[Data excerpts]
_ _ _ _ _
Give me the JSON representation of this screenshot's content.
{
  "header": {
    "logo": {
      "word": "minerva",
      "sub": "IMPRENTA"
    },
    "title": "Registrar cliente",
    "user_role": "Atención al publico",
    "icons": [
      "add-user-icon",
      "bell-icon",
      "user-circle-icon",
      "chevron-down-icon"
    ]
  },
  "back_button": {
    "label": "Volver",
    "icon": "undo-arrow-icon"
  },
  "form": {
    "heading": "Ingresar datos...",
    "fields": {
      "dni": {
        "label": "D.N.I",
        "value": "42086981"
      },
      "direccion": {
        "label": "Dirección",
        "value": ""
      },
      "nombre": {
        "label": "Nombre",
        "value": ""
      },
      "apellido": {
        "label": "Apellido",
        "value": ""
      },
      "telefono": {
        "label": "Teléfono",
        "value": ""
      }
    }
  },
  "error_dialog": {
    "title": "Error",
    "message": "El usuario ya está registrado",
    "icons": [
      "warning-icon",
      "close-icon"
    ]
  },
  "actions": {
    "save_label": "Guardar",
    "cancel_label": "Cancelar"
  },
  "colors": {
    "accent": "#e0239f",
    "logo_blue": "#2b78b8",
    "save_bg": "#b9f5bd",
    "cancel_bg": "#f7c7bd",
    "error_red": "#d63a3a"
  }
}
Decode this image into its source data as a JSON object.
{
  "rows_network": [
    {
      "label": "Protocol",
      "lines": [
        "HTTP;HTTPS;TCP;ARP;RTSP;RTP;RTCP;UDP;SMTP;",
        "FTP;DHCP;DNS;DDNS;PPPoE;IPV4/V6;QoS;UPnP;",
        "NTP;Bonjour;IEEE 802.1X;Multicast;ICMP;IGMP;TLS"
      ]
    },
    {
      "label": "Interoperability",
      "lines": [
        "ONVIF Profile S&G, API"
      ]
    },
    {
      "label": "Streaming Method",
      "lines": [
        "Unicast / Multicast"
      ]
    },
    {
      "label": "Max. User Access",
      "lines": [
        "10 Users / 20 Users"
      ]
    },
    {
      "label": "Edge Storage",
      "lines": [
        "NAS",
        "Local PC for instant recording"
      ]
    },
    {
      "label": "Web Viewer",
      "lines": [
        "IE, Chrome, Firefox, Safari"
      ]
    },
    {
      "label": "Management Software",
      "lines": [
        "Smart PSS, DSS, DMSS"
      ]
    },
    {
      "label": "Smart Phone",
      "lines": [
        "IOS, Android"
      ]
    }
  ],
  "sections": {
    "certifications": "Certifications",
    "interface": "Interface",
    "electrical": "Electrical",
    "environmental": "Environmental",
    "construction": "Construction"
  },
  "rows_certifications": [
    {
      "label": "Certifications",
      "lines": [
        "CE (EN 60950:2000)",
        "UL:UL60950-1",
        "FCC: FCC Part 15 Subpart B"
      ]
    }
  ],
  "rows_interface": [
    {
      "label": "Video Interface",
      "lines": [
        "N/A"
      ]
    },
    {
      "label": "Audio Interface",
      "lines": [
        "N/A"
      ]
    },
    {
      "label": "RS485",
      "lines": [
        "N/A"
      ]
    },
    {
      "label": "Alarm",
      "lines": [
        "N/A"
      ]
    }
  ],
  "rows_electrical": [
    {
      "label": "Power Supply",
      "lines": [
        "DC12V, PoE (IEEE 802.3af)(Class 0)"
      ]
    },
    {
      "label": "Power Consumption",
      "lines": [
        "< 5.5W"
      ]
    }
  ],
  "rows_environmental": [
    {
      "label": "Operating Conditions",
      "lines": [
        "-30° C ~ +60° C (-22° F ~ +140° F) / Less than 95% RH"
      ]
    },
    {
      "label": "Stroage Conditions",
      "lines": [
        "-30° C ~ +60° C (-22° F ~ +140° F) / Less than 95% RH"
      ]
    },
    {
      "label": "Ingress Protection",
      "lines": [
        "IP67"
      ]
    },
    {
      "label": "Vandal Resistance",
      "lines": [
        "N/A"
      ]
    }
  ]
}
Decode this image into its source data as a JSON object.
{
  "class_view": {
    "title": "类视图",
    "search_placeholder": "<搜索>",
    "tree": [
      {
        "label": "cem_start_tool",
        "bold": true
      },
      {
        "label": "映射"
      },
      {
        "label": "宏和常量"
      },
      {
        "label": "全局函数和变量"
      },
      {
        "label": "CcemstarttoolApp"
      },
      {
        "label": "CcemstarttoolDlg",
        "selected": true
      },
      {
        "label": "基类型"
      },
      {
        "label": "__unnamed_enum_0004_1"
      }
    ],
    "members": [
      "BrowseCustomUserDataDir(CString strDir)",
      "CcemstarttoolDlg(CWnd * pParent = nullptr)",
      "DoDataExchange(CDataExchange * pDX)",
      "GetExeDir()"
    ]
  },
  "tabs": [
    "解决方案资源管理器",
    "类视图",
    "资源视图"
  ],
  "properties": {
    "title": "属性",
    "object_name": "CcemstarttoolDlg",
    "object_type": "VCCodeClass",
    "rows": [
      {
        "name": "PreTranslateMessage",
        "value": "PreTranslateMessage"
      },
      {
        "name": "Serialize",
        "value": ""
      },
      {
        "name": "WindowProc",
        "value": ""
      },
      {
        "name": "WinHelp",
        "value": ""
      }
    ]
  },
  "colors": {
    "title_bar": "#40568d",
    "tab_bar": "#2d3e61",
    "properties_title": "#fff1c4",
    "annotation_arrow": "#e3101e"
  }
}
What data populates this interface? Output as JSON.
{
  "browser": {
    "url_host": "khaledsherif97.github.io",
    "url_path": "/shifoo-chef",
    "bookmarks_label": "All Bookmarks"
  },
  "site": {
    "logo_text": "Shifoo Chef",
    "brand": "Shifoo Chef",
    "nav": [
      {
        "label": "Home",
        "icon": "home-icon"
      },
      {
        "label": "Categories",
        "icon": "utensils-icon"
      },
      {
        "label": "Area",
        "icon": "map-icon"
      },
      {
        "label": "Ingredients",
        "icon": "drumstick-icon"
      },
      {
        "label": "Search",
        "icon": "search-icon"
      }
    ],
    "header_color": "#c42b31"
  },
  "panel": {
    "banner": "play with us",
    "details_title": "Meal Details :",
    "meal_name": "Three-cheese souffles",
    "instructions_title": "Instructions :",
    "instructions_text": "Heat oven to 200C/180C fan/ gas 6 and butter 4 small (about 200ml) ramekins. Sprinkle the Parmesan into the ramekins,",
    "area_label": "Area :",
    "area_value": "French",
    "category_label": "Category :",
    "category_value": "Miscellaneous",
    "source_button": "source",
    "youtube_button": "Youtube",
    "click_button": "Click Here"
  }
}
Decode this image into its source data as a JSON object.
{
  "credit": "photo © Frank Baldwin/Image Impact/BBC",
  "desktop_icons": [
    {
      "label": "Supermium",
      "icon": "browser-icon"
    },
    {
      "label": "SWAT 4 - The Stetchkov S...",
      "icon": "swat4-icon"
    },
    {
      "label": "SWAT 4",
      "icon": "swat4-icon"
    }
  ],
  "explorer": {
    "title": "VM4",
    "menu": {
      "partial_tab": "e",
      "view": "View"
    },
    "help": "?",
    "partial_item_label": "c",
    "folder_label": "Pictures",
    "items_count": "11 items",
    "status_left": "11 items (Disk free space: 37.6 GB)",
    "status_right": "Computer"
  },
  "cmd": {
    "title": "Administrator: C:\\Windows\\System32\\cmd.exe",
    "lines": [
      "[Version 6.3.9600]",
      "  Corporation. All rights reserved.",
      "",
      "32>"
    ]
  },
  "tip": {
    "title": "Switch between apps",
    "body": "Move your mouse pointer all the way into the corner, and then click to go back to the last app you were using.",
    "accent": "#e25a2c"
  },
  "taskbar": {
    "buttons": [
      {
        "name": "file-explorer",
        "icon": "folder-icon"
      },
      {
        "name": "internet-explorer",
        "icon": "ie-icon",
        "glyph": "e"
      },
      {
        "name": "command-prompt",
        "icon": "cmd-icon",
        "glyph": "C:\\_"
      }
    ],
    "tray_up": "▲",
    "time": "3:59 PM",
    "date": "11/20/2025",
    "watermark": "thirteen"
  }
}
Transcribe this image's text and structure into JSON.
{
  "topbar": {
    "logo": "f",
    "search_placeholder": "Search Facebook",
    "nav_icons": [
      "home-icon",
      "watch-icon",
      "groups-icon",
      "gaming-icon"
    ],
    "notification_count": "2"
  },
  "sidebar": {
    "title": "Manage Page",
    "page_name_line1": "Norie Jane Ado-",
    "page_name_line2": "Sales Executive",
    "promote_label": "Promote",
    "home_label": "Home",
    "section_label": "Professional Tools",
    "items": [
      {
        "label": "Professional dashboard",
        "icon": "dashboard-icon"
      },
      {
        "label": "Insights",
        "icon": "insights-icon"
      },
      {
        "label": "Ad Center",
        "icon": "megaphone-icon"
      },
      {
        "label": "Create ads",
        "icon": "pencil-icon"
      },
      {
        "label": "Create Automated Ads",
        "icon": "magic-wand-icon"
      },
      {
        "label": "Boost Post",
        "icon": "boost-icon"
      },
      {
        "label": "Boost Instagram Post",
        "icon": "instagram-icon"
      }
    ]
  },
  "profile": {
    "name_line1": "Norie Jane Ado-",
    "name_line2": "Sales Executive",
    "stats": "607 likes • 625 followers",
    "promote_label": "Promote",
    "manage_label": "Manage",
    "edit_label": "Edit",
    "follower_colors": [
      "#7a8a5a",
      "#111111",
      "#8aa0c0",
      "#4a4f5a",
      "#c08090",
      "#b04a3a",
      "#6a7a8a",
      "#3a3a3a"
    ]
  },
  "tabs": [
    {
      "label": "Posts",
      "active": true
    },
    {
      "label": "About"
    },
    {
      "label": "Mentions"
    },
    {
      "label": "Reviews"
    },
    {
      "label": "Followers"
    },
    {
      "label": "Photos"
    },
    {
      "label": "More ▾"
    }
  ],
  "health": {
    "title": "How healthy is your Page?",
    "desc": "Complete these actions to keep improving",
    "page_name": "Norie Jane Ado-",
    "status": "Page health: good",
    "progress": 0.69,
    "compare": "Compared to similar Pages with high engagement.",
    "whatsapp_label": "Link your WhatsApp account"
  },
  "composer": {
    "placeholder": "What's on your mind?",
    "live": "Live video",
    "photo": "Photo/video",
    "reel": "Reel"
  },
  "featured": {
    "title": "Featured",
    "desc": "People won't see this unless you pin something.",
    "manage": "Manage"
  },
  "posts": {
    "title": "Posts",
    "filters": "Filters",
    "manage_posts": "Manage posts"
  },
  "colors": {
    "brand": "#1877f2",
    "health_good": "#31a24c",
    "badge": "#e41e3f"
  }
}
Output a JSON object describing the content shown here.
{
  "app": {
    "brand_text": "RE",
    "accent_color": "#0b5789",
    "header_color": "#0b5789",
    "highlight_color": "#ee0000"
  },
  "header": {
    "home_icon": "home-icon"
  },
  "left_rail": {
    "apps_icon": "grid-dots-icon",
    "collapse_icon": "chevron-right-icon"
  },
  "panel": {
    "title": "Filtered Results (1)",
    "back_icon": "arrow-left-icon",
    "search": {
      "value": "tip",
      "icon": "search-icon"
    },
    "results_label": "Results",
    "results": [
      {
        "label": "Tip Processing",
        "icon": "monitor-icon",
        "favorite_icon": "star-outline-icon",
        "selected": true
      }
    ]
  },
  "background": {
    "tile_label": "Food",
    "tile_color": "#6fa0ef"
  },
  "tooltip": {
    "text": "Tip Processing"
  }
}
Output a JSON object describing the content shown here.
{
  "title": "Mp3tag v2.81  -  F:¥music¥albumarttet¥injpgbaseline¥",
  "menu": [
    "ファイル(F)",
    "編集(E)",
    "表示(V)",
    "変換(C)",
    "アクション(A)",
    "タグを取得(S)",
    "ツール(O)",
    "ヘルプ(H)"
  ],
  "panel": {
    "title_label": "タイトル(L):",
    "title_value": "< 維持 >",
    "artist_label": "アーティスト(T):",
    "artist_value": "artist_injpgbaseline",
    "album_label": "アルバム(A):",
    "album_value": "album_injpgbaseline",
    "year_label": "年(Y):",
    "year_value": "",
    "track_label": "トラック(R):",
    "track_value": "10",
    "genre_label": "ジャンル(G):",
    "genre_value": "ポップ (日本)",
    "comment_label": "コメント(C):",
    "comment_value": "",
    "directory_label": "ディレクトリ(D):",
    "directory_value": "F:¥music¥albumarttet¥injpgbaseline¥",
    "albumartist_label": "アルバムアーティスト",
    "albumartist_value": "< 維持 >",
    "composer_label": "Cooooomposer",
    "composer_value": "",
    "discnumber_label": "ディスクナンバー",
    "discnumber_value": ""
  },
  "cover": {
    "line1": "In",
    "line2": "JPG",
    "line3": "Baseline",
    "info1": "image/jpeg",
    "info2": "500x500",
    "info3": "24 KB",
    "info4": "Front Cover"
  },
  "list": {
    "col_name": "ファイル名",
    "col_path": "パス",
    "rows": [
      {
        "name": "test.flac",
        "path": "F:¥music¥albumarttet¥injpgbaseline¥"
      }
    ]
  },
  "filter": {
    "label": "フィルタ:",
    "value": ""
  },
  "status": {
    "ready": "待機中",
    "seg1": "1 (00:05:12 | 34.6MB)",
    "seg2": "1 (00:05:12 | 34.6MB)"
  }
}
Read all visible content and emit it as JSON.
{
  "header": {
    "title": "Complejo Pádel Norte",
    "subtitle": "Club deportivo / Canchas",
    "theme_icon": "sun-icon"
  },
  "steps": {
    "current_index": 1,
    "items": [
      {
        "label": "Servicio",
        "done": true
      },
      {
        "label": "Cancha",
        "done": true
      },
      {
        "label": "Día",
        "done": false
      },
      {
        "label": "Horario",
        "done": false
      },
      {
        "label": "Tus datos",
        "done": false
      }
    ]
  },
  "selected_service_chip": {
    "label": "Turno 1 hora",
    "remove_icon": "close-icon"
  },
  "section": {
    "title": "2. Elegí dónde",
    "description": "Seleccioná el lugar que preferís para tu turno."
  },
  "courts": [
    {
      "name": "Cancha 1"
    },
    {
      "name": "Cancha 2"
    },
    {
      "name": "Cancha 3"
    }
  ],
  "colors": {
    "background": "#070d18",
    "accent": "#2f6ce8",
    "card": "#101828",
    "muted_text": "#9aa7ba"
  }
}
_ _ _ _ _
(TASK)
Provide the number of lines containing the string "items", with no other output.

(THE RESPONSE)
4